= AIM OF THE EXERCISE =
Restate the data below word for word. Skip any images it contains.

= EXTRACTED ENTRIES =

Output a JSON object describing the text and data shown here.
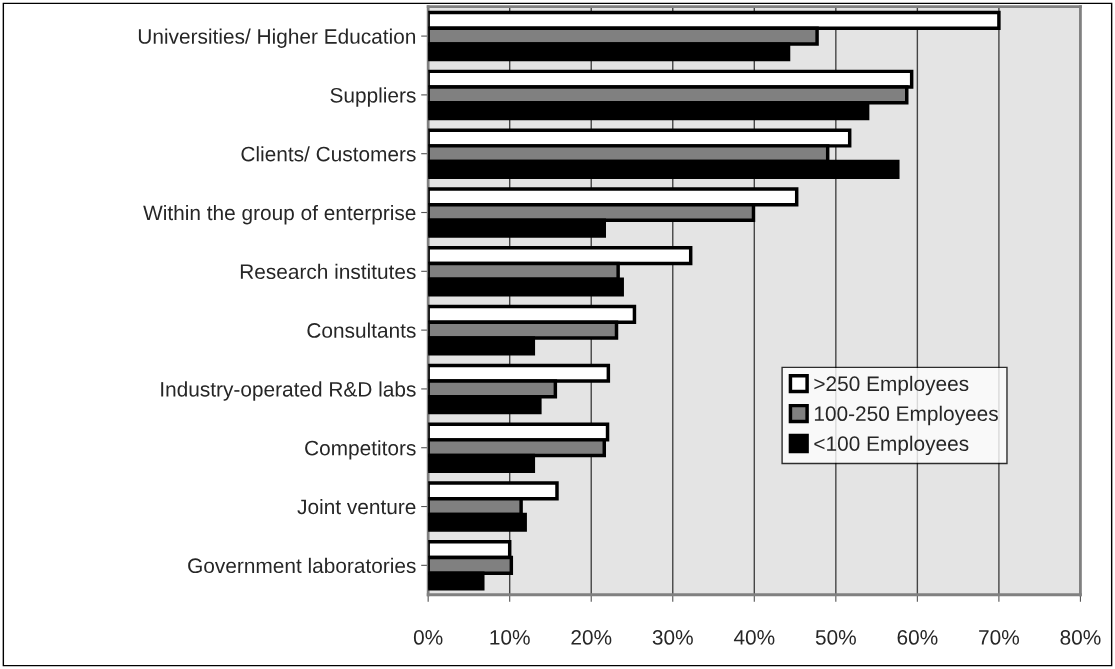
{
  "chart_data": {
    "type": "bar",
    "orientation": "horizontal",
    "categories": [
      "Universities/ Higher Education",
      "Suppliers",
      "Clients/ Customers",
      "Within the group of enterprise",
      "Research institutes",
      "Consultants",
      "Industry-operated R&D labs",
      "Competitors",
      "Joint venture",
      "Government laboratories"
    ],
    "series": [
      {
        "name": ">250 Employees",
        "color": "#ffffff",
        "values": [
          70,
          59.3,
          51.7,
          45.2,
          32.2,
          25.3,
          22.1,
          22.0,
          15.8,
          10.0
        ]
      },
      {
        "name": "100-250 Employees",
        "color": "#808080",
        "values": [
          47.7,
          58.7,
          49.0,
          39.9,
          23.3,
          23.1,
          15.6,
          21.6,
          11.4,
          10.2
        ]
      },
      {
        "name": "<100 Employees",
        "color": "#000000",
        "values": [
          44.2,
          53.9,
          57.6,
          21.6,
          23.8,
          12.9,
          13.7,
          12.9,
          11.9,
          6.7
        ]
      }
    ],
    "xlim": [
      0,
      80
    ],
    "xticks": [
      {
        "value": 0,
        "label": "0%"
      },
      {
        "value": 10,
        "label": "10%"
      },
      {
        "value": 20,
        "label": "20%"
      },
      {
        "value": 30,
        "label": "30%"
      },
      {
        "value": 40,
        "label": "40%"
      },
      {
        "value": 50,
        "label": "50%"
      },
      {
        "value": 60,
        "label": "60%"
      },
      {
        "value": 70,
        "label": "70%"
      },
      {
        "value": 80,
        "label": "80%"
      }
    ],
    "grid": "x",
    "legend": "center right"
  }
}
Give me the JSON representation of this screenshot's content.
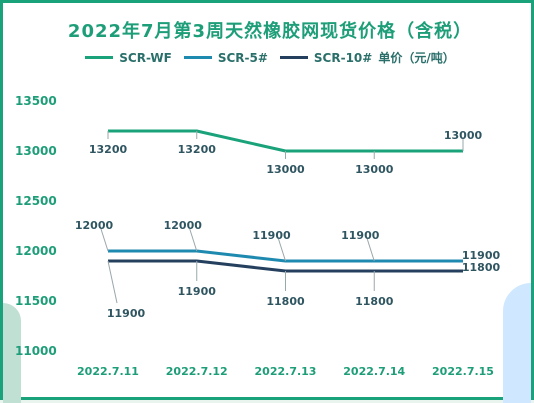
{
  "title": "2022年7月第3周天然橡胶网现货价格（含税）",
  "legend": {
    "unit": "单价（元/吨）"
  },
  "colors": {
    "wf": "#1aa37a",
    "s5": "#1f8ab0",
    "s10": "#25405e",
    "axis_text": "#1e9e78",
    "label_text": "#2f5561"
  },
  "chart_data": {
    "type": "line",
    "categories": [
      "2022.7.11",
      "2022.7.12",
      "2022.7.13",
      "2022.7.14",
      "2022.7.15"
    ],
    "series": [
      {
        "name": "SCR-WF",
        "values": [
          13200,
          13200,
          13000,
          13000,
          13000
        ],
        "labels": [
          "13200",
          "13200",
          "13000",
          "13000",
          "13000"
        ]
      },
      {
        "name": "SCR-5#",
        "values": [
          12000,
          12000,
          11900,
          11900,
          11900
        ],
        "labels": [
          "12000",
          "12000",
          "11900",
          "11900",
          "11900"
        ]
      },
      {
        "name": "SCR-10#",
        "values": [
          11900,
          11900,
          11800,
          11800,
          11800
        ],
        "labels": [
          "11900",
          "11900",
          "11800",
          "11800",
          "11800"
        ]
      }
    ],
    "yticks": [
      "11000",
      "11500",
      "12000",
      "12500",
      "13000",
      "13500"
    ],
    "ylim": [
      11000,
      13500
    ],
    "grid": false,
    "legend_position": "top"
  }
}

= RESULT FOR THIS TASK =
Output a JSON object describing the text and data shown here.
{
  "chart_data": {
    "type": "bar",
    "orientation": "horizontal",
    "categories": [
      "Universities/ Higher Education",
      "Suppliers",
      "Clients/ Customers",
      "Within the group of enterprise",
      "Research institutes",
      "Consultants",
      "Industry-operated R&D labs",
      "Competitors",
      "Joint venture",
      "Government laboratories"
    ],
    "series": [
      {
        "name": ">250 Employees",
        "color": "#ffffff",
        "values": [
          70,
          59.3,
          51.7,
          45.2,
          32.2,
          25.3,
          22.1,
          22.0,
          15.8,
          10.0
        ]
      },
      {
        "name": "100-250 Employees",
        "color": "#808080",
        "values": [
          47.7,
          58.7,
          49.0,
          39.9,
          23.3,
          23.1,
          15.6,
          21.6,
          11.4,
          10.2
        ]
      },
      {
        "name": "<100 Employees",
        "color": "#000000",
        "values": [
          44.2,
          53.9,
          57.6,
          21.6,
          23.8,
          12.9,
          13.7,
          12.9,
          11.9,
          6.7
        ]
      }
    ],
    "xlim": [
      0,
      80
    ],
    "xticks": [
      {
        "value": 0,
        "label": "0%"
      },
      {
        "value": 10,
        "label": "10%"
      },
      {
        "value": 20,
        "label": "20%"
      },
      {
        "value": 30,
        "label": "30%"
      },
      {
        "value": 40,
        "label": "40%"
      },
      {
        "value": 50,
        "label": "50%"
      },
      {
        "value": 60,
        "label": "60%"
      },
      {
        "value": 70,
        "label": "70%"
      },
      {
        "value": 80,
        "label": "80%"
      }
    ],
    "grid": "x",
    "legend": "center right"
  }
}
Give me the JSON representation of this screenshot's content.
{
  "title": "2022年7月第3周天然橡胶网现货价格（含税）",
  "legend": {
    "unit": "单价（元/吨）"
  },
  "colors": {
    "wf": "#1aa37a",
    "s5": "#1f8ab0",
    "s10": "#25405e",
    "axis_text": "#1e9e78",
    "label_text": "#2f5561"
  },
  "chart_data": {
    "type": "line",
    "categories": [
      "2022.7.11",
      "2022.7.12",
      "2022.7.13",
      "2022.7.14",
      "2022.7.15"
    ],
    "series": [
      {
        "name": "SCR-WF",
        "values": [
          13200,
          13200,
          13000,
          13000,
          13000
        ],
        "labels": [
          "13200",
          "13200",
          "13000",
          "13000",
          "13000"
        ]
      },
      {
        "name": "SCR-5#",
        "values": [
          12000,
          12000,
          11900,
          11900,
          11900
        ],
        "labels": [
          "12000",
          "12000",
          "11900",
          "11900",
          "11900"
        ]
      },
      {
        "name": "SCR-10#",
        "values": [
          11900,
          11900,
          11800,
          11800,
          11800
        ],
        "labels": [
          "11900",
          "11900",
          "11800",
          "11800",
          "11800"
        ]
      }
    ],
    "yticks": [
      "11000",
      "11500",
      "12000",
      "12500",
      "13000",
      "13500"
    ],
    "ylim": [
      11000,
      13500
    ],
    "grid": false,
    "legend_position": "top"
  }
}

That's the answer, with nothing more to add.